## Exercise brief:
Reproduce the following material word for word, line by line, without any changes.

## Data items:
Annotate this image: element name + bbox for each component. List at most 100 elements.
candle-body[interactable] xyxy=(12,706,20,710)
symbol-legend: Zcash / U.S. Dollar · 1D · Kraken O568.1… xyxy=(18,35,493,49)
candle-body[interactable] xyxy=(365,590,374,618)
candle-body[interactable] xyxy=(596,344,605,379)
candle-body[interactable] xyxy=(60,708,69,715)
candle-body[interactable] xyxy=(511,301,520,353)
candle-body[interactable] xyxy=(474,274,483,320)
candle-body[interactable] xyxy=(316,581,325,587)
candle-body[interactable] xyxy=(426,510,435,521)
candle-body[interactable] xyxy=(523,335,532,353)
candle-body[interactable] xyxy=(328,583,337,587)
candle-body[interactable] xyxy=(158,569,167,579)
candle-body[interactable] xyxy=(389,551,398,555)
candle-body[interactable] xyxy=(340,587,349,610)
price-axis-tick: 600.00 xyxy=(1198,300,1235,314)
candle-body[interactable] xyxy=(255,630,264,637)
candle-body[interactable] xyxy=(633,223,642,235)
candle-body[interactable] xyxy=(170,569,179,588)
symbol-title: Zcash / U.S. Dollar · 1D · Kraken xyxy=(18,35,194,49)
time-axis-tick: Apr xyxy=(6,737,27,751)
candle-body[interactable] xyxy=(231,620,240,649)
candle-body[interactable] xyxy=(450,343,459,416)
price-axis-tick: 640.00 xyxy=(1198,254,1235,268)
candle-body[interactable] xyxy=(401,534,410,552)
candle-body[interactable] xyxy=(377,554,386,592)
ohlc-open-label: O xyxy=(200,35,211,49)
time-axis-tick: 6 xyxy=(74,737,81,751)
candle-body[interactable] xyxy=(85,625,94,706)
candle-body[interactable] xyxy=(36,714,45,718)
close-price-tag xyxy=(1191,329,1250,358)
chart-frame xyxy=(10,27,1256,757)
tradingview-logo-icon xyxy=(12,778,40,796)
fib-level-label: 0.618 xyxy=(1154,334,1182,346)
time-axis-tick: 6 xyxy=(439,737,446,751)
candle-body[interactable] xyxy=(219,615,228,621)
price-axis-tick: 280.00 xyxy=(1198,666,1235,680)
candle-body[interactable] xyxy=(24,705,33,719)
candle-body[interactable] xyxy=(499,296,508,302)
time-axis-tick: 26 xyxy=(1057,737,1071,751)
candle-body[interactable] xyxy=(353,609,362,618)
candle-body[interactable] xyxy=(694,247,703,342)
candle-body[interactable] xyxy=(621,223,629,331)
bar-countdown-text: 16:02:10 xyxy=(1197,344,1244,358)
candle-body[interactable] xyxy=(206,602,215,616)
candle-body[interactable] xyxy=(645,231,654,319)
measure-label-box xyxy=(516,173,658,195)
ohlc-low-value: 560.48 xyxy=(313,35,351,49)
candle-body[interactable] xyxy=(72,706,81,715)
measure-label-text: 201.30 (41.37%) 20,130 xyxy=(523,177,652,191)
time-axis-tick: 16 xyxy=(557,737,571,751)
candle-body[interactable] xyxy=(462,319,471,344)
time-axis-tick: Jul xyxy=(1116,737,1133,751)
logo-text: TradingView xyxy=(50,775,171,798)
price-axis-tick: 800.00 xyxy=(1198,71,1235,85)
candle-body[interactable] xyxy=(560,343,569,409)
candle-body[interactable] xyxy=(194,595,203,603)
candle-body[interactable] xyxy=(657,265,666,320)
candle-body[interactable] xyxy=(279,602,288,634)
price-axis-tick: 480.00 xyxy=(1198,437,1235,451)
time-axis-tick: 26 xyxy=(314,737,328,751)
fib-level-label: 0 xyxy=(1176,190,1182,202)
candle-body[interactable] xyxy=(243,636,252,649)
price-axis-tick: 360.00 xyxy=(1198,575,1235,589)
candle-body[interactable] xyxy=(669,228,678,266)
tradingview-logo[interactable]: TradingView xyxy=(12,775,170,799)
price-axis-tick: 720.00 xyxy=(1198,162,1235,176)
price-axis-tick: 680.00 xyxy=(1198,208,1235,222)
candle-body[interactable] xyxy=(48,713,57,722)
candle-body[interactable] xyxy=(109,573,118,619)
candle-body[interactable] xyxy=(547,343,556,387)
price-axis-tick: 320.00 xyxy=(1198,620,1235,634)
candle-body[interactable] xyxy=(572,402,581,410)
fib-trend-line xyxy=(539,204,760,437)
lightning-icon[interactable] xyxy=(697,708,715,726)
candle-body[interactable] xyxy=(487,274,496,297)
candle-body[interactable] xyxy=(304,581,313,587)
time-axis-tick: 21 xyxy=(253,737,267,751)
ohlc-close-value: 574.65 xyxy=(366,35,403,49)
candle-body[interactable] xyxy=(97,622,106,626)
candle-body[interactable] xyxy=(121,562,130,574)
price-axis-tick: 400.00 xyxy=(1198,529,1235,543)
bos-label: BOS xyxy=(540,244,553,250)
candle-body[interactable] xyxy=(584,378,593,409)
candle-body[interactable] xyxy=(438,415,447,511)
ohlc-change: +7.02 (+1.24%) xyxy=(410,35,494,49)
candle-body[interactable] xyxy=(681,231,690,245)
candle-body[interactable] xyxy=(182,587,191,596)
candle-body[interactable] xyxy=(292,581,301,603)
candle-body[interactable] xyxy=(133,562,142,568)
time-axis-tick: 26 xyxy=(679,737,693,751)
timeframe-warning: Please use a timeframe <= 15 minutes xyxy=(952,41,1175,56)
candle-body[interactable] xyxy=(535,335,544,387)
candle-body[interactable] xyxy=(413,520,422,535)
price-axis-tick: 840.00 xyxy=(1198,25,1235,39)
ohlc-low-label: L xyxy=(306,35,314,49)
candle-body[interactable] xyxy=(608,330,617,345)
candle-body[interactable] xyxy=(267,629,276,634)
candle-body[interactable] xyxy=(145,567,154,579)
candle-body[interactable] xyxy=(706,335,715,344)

## Result below:
Annotate this image: element name + bbox for each component. List at most 100 elements.
candle-body[interactable] xyxy=(12,706,20,710)
symbol-legend: Zcash / U.S. Dollar · 1D · Kraken O568.1… xyxy=(18,35,493,49)
candle-body[interactable] xyxy=(365,590,374,618)
candle-body[interactable] xyxy=(596,344,605,379)
candle-body[interactable] xyxy=(60,708,69,715)
candle-body[interactable] xyxy=(511,301,520,353)
candle-body[interactable] xyxy=(474,274,483,320)
candle-body[interactable] xyxy=(316,581,325,587)
candle-body[interactable] xyxy=(426,510,435,521)
candle-body[interactable] xyxy=(523,335,532,353)
candle-body[interactable] xyxy=(328,583,337,587)
candle-body[interactable] xyxy=(158,569,167,579)
candle-body[interactable] xyxy=(389,551,398,555)
candle-body[interactable] xyxy=(340,587,349,610)
price-axis-tick: 600.00 xyxy=(1198,300,1235,314)
candle-body[interactable] xyxy=(255,630,264,637)
candle-body[interactable] xyxy=(633,223,642,235)
candle-body[interactable] xyxy=(170,569,179,588)
symbol-title: Zcash / U.S. Dollar · 1D · Kraken xyxy=(18,35,194,49)
time-axis-tick: Apr xyxy=(6,737,27,751)
candle-body[interactable] xyxy=(231,620,240,649)
candle-body[interactable] xyxy=(450,343,459,416)
price-axis-tick: 640.00 xyxy=(1198,254,1235,268)
candle-body[interactable] xyxy=(401,534,410,552)
candle-body[interactable] xyxy=(377,554,386,592)
ohlc-open-label: O xyxy=(200,35,211,49)
time-axis-tick: 6 xyxy=(74,737,81,751)
candle-body[interactable] xyxy=(85,625,94,706)
candle-body[interactable] xyxy=(36,714,45,718)
close-price-tag xyxy=(1191,329,1250,358)
chart-frame xyxy=(10,27,1256,757)
tradingview-logo-icon xyxy=(12,778,40,796)
fib-level-label: 0.618 xyxy=(1154,334,1182,346)
time-axis-tick: 6 xyxy=(439,737,446,751)
candle-body[interactable] xyxy=(219,615,228,621)
price-axis-tick: 280.00 xyxy=(1198,666,1235,680)
candle-body[interactable] xyxy=(24,705,33,719)
candle-body[interactable] xyxy=(499,296,508,302)
time-axis-tick: 26 xyxy=(1057,737,1071,751)
candle-body[interactable] xyxy=(353,609,362,618)
candle-body[interactable] xyxy=(694,247,703,342)
candle-body[interactable] xyxy=(621,223,629,331)
bar-countdown-text: 16:02:10 xyxy=(1197,344,1244,358)
candle-body[interactable] xyxy=(206,602,215,616)
candle-body[interactable] xyxy=(645,231,654,319)
measure-label-box xyxy=(516,173,658,195)
ohlc-low-value: 560.48 xyxy=(313,35,351,49)
candle-body[interactable] xyxy=(72,706,81,715)
measure-label-text: 201.30 (41.37%) 20,130 xyxy=(523,177,652,191)
time-axis-tick: 16 xyxy=(557,737,571,751)
candle-body[interactable] xyxy=(462,319,471,344)
time-axis-tick: Jul xyxy=(1116,737,1133,751)
logo-text: TradingView xyxy=(50,775,171,798)
price-axis-tick: 800.00 xyxy=(1198,71,1235,85)
candle-body[interactable] xyxy=(560,343,569,409)
candle-body[interactable] xyxy=(194,595,203,603)
candle-body[interactable] xyxy=(657,265,666,320)
candle-body[interactable] xyxy=(279,602,288,634)
price-axis-tick: 480.00 xyxy=(1198,437,1235,451)
time-axis-tick: 26 xyxy=(314,737,328,751)
fib-level-label: 0 xyxy=(1176,190,1182,202)
candle-body[interactable] xyxy=(243,636,252,649)
price-axis-tick: 360.00 xyxy=(1198,575,1235,589)
candle-body[interactable] xyxy=(669,228,678,266)
tradingview-logo[interactable]: TradingView xyxy=(12,775,170,799)
price-axis-tick: 720.00 xyxy=(1198,162,1235,176)
price-axis-tick: 680.00 xyxy=(1198,208,1235,222)
candle-body[interactable] xyxy=(48,713,57,722)
candle-body[interactable] xyxy=(109,573,118,619)
candle-body[interactable] xyxy=(547,343,556,387)
price-axis-tick: 320.00 xyxy=(1198,620,1235,634)
candle-body[interactable] xyxy=(572,402,581,410)
fib-trend-line xyxy=(539,204,760,437)
lightning-icon[interactable] xyxy=(697,708,715,726)
candle-body[interactable] xyxy=(487,274,496,297)
candle-body[interactable] xyxy=(304,581,313,587)
time-axis-tick: 21 xyxy=(253,737,267,751)
ohlc-close-value: 574.65 xyxy=(366,35,403,49)
candle-body[interactable] xyxy=(97,622,106,626)
candle-body[interactable] xyxy=(121,562,130,574)
price-axis-tick: 400.00 xyxy=(1198,529,1235,543)
bos-label: BOS xyxy=(540,244,553,250)
candle-body[interactable] xyxy=(584,378,593,409)
candle-body[interactable] xyxy=(438,415,447,511)
ohlc-change: +7.02 (+1.24%) xyxy=(410,35,494,49)
candle-body[interactable] xyxy=(681,231,690,245)
candle-body[interactable] xyxy=(182,587,191,596)
candle-body[interactable] xyxy=(292,581,301,603)
candle-body[interactable] xyxy=(133,562,142,568)
time-axis-tick: 26 xyxy=(679,737,693,751)
timeframe-warning: Please use a timeframe <= 15 minutes xyxy=(952,41,1175,56)
candle-body[interactable] xyxy=(535,335,544,387)
candle-body[interactable] xyxy=(413,520,422,535)
price-axis-tick: 840.00 xyxy=(1198,25,1235,39)
ohlc-low-label: L xyxy=(306,35,314,49)
candle-body[interactable] xyxy=(608,330,617,345)
candle-body[interactable] xyxy=(267,629,276,634)
candle-body[interactable] xyxy=(145,567,154,579)
candle-body[interactable] xyxy=(706,335,715,344)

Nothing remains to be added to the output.